→ RECORDS TO PROCESS:
--- START ---
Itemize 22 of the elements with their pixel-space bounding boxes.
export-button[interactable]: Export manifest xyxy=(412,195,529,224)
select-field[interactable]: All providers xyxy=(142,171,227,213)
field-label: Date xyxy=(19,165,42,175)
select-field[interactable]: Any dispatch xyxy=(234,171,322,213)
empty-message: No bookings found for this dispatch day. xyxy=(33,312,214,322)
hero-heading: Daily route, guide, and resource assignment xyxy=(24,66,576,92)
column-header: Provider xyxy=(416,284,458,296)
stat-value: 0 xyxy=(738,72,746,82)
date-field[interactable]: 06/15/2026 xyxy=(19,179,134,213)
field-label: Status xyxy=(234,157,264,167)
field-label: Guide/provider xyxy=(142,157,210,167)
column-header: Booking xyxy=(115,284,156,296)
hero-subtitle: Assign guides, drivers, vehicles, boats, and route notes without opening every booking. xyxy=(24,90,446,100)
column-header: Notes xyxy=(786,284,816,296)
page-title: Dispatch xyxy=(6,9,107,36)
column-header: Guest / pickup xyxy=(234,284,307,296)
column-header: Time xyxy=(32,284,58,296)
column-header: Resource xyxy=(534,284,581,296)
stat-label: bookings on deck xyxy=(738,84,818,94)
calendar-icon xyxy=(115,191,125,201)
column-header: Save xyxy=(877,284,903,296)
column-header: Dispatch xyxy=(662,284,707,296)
--- END ---
→ TO BE DONE: Reproduce every item above, substituting "table-heading" for each occurrence of "column-header" and leaving everything else untouched.

→ EXERCISE RESULT:
Itemize 22 of the elements with their pixel-space bounding boxes.
export-button[interactable]: Export manifest xyxy=(412,195,529,224)
select-field[interactable]: All providers xyxy=(142,171,227,213)
field-label: Date xyxy=(19,165,42,175)
select-field[interactable]: Any dispatch xyxy=(234,171,322,213)
empty-message: No bookings found for this dispatch day. xyxy=(33,312,214,322)
hero-heading: Daily route, guide, and resource assignment xyxy=(24,66,576,92)
table-heading: Provider xyxy=(416,284,458,296)
stat-value: 0 xyxy=(738,72,746,82)
date-field[interactable]: 06/15/2026 xyxy=(19,179,134,213)
field-label: Status xyxy=(234,157,264,167)
field-label: Guide/provider xyxy=(142,157,210,167)
table-heading: Booking xyxy=(115,284,156,296)
hero-subtitle: Assign guides, drivers, vehicles, boats, and route notes without opening every booking. xyxy=(24,90,446,100)
table-heading: Notes xyxy=(786,284,816,296)
page-title: Dispatch xyxy=(6,9,107,36)
table-heading: Guest / pickup xyxy=(234,284,307,296)
table-heading: Time xyxy=(32,284,58,296)
table-heading: Resource xyxy=(534,284,581,296)
stat-label: bookings on deck xyxy=(738,84,818,94)
calendar-icon xyxy=(115,191,125,201)
table-heading: Save xyxy=(877,284,903,296)
table-heading: Dispatch xyxy=(662,284,707,296)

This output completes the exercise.